All of the material below is to be retyped exactly.

BEGIN

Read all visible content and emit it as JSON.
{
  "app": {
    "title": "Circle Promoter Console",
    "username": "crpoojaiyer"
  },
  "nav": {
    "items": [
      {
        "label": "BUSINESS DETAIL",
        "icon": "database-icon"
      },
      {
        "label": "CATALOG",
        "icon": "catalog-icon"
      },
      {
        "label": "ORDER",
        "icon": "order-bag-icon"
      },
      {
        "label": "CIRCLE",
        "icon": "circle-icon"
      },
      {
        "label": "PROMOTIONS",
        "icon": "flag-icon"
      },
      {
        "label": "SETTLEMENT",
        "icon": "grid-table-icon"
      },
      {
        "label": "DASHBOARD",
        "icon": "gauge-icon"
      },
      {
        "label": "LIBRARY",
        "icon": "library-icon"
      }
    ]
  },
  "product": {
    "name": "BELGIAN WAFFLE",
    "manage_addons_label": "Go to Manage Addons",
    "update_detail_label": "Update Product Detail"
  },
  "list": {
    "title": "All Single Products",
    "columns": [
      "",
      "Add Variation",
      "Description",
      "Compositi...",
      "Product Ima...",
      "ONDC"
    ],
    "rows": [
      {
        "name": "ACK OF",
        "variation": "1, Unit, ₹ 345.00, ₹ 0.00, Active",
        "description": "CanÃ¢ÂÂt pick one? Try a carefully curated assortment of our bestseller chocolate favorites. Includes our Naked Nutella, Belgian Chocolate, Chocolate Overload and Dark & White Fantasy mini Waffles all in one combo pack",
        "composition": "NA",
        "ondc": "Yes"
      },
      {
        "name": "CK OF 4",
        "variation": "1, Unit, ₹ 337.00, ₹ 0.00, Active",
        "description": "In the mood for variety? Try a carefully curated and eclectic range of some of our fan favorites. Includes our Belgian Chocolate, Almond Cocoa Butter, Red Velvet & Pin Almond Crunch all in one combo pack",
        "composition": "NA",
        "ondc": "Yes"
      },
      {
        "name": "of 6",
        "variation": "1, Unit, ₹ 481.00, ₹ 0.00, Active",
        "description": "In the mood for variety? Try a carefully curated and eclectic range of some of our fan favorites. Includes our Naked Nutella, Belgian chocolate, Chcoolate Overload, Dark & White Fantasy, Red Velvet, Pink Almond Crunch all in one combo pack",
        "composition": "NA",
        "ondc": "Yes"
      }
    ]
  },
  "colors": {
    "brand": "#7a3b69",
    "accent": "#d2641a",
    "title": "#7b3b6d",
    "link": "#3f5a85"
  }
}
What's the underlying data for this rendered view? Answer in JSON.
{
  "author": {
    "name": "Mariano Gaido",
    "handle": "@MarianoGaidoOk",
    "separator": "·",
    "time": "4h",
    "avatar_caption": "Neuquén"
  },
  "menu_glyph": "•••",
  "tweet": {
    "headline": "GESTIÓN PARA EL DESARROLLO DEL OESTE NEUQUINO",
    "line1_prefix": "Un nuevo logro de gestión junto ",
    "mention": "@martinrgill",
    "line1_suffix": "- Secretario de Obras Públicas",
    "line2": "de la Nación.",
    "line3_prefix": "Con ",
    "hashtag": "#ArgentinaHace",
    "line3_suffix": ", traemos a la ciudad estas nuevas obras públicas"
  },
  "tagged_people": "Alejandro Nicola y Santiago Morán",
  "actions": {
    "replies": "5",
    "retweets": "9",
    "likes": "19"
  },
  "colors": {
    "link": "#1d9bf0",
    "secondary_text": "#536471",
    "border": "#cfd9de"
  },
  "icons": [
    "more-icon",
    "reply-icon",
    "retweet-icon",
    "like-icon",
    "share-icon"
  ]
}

END

* [FULL RESPONSE]:
Read all visible content and emit it as JSON.
{
  "app": {
    "title": "Circle Promoter Console",
    "username": "crpoojaiyer"
  },
  "nav": {
    "items": [
      {
        "label": "BUSINESS DETAIL",
        "icon": "database-icon"
      },
      {
        "label": "CATALOG",
        "icon": "catalog-icon"
      },
      {
        "label": "ORDER",
        "icon": "order-bag-icon"
      },
      {
        "label": "CIRCLE",
        "icon": "circle-icon"
      },
      {
        "label": "PROMOTIONS",
        "icon": "flag-icon"
      },
      {
        "label": "SETTLEMENT",
        "icon": "grid-table-icon"
      },
      {
        "label": "DASHBOARD",
        "icon": "gauge-icon"
      },
      {
        "label": "LIBRARY",
        "icon": "library-icon"
      }
    ]
  },
  "product": {
    "name": "BELGIAN WAFFLE",
    "manage_addons_label": "Go to Manage Addons",
    "update_detail_label": "Update Product Detail"
  },
  "list": {
    "title": "All Single Products",
    "columns": [
      "",
      "Add Variation",
      "Description",
      "Compositi...",
      "Product Ima...",
      "ONDC"
    ],
    "rows": [
      {
        "name": "ACK OF",
        "variation": "1, Unit, ₹ 345.00, ₹ 0.00, Active",
        "description": "CanÃ¢ÂÂt pick one? Try a carefully curated assortment of our bestseller chocolate favorites. Includes our Naked Nutella, Belgian Chocolate, Chocolate Overload and Dark & White Fantasy mini Waffles all in one combo pack",
        "composition": "NA",
        "ondc": "Yes"
      },
      {
        "name": "CK OF 4",
        "variation": "1, Unit, ₹ 337.00, ₹ 0.00, Active",
        "description": "In the mood for variety? Try a carefully curated and eclectic range of some of our fan favorites. Includes our Belgian Chocolate, Almond Cocoa Butter, Red Velvet & Pin Almond Crunch all in one combo pack",
        "composition": "NA",
        "ondc": "Yes"
      },
      {
        "name": "of 6",
        "variation": "1, Unit, ₹ 481.00, ₹ 0.00, Active",
        "description": "In the mood for variety? Try a carefully curated and eclectic range of some of our fan favorites. Includes our Naked Nutella, Belgian chocolate, Chcoolate Overload, Dark & White Fantasy, Red Velvet, Pink Almond Crunch all in one combo pack",
        "composition": "NA",
        "ondc": "Yes"
      }
    ]
  },
  "colors": {
    "brand": "#7a3b69",
    "accent": "#d2641a",
    "title": "#7b3b6d",
    "link": "#3f5a85"
  }
}
What's the underlying data for this rendered view? Answer in JSON.
{
  "author": {
    "name": "Mariano Gaido",
    "handle": "@MarianoGaidoOk",
    "separator": "·",
    "time": "4h",
    "avatar_caption": "Neuquén"
  },
  "menu_glyph": "•••",
  "tweet": {
    "headline": "GESTIÓN PARA EL DESARROLLO DEL OESTE NEUQUINO",
    "line1_prefix": "Un nuevo logro de gestión junto ",
    "mention": "@martinrgill",
    "line1_suffix": "- Secretario de Obras Públicas",
    "line2": "de la Nación.",
    "line3_prefix": "Con ",
    "hashtag": "#ArgentinaHace",
    "line3_suffix": ", traemos a la ciudad estas nuevas obras públicas"
  },
  "tagged_people": "Alejandro Nicola y Santiago Morán",
  "actions": {
    "replies": "5",
    "retweets": "9",
    "likes": "19"
  },
  "colors": {
    "link": "#1d9bf0",
    "secondary_text": "#536471",
    "border": "#cfd9de"
  },
  "icons": [
    "more-icon",
    "reply-icon",
    "retweet-icon",
    "like-icon",
    "share-icon"
  ]
}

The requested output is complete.